Stored rows ::
>>>
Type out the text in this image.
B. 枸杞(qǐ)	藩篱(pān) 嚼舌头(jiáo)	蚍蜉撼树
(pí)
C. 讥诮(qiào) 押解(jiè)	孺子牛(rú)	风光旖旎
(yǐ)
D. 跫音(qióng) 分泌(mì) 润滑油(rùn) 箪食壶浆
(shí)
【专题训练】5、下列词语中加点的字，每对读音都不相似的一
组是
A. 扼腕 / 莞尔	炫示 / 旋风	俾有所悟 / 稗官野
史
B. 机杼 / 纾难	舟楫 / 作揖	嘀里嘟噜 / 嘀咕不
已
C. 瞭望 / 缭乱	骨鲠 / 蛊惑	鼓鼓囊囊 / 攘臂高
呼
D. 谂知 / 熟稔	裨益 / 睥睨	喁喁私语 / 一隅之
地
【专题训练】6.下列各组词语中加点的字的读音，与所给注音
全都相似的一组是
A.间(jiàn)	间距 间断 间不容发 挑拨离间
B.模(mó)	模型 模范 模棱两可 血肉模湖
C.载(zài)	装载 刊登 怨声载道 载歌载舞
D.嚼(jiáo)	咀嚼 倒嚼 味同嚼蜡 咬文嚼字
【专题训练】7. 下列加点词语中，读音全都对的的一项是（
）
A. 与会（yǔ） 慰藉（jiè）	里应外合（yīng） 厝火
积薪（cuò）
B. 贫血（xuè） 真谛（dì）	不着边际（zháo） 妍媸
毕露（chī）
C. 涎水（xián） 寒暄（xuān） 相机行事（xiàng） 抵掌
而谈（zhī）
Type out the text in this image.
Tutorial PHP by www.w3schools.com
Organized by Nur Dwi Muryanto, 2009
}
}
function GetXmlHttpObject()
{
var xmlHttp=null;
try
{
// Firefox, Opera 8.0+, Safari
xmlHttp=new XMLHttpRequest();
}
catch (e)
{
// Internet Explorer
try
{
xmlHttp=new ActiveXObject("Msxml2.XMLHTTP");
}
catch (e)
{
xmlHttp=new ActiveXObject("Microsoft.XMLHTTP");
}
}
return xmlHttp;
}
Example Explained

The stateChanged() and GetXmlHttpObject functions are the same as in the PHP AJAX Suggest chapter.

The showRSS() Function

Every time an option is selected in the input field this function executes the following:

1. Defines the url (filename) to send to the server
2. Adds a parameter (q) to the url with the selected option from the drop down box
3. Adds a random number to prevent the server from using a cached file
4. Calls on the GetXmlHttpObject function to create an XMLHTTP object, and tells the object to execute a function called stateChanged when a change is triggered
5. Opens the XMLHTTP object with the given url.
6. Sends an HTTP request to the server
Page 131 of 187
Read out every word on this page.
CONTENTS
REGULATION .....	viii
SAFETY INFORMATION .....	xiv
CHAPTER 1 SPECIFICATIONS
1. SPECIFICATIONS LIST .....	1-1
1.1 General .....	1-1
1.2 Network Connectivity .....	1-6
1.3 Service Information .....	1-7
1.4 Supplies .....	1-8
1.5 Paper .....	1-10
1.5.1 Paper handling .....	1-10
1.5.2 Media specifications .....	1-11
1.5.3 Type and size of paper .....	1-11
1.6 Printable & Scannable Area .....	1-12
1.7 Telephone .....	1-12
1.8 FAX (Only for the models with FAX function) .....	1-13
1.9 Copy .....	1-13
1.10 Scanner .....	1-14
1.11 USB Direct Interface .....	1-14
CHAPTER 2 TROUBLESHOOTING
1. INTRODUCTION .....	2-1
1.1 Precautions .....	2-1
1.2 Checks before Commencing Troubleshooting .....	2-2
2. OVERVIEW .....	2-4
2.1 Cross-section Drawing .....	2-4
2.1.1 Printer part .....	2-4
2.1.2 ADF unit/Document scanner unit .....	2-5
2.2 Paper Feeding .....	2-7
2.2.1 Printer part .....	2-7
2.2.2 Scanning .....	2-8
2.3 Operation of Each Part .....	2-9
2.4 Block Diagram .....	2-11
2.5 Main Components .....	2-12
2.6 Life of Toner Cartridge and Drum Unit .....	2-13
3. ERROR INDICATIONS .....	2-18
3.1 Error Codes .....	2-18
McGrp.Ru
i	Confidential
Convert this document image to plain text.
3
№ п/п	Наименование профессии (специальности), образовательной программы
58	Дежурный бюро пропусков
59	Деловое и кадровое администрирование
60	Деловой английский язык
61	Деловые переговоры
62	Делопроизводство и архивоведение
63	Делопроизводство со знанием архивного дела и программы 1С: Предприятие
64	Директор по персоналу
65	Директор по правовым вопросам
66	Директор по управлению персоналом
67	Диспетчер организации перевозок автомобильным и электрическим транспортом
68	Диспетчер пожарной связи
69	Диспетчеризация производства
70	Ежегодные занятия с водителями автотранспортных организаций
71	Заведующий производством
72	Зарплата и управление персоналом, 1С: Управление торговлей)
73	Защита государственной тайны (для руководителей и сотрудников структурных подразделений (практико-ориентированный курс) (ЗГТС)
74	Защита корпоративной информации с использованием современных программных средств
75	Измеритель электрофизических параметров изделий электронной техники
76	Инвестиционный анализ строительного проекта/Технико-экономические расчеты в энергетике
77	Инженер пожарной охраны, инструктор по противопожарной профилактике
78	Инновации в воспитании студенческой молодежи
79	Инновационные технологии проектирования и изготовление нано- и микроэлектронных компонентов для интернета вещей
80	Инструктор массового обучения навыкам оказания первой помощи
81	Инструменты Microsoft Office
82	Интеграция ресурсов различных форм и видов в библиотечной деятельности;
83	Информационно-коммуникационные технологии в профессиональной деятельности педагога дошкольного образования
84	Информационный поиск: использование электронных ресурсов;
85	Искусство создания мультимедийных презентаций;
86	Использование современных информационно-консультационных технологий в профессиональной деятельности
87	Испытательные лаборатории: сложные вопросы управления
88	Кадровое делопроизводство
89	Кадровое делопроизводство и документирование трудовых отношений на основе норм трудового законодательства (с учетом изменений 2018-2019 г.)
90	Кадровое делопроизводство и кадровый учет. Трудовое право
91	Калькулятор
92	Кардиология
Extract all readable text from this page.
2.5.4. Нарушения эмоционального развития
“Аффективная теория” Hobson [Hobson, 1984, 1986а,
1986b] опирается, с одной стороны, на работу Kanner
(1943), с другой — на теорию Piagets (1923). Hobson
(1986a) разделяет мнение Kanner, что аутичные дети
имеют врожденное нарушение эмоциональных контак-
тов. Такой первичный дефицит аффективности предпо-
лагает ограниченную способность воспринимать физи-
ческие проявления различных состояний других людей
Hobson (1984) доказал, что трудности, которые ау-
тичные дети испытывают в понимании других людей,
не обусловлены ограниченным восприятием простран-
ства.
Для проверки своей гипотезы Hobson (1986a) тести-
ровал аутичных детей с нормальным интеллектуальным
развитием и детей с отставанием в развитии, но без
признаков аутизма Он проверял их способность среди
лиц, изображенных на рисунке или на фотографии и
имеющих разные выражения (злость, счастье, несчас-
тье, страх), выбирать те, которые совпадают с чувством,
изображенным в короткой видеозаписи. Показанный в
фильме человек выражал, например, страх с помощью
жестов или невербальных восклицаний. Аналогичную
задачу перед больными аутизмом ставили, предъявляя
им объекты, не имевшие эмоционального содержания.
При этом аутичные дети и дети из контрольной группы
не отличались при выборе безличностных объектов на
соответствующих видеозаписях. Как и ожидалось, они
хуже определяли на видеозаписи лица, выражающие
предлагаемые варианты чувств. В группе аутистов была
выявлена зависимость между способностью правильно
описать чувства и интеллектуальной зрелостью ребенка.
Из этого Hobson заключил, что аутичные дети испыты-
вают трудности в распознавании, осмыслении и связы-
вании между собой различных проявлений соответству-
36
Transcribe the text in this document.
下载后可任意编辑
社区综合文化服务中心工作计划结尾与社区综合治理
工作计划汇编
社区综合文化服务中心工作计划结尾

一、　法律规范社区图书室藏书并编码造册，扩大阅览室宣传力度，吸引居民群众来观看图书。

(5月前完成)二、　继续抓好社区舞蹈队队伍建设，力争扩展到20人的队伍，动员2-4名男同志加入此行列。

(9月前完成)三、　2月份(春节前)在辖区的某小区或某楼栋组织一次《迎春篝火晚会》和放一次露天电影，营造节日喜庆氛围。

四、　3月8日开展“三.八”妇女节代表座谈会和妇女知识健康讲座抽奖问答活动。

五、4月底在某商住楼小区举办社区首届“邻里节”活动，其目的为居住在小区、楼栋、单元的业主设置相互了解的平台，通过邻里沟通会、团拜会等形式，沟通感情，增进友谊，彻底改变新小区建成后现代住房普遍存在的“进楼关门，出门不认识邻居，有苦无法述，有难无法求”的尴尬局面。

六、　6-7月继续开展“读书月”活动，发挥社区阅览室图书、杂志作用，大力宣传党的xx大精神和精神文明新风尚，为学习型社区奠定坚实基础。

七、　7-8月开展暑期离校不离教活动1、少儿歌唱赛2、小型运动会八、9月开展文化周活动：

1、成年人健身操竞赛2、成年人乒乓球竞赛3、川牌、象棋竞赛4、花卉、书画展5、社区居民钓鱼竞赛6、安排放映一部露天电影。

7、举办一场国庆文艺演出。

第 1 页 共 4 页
<<<
Aim of the exercise :: Check every line of the data, and copy the ones that contain "Hobson".

Task result ::
“Аффективная теория” Hobson [Hobson, 1984, 1986а,
(1943), с другой — на теорию Piagets (1923). Hobson
Hobson (1984) доказал, что трудности, которые ау-
Для проверки своей гипотезы Hobson (1986a) тести-
Из этого Hobson заключил, что аутичные дети испыты-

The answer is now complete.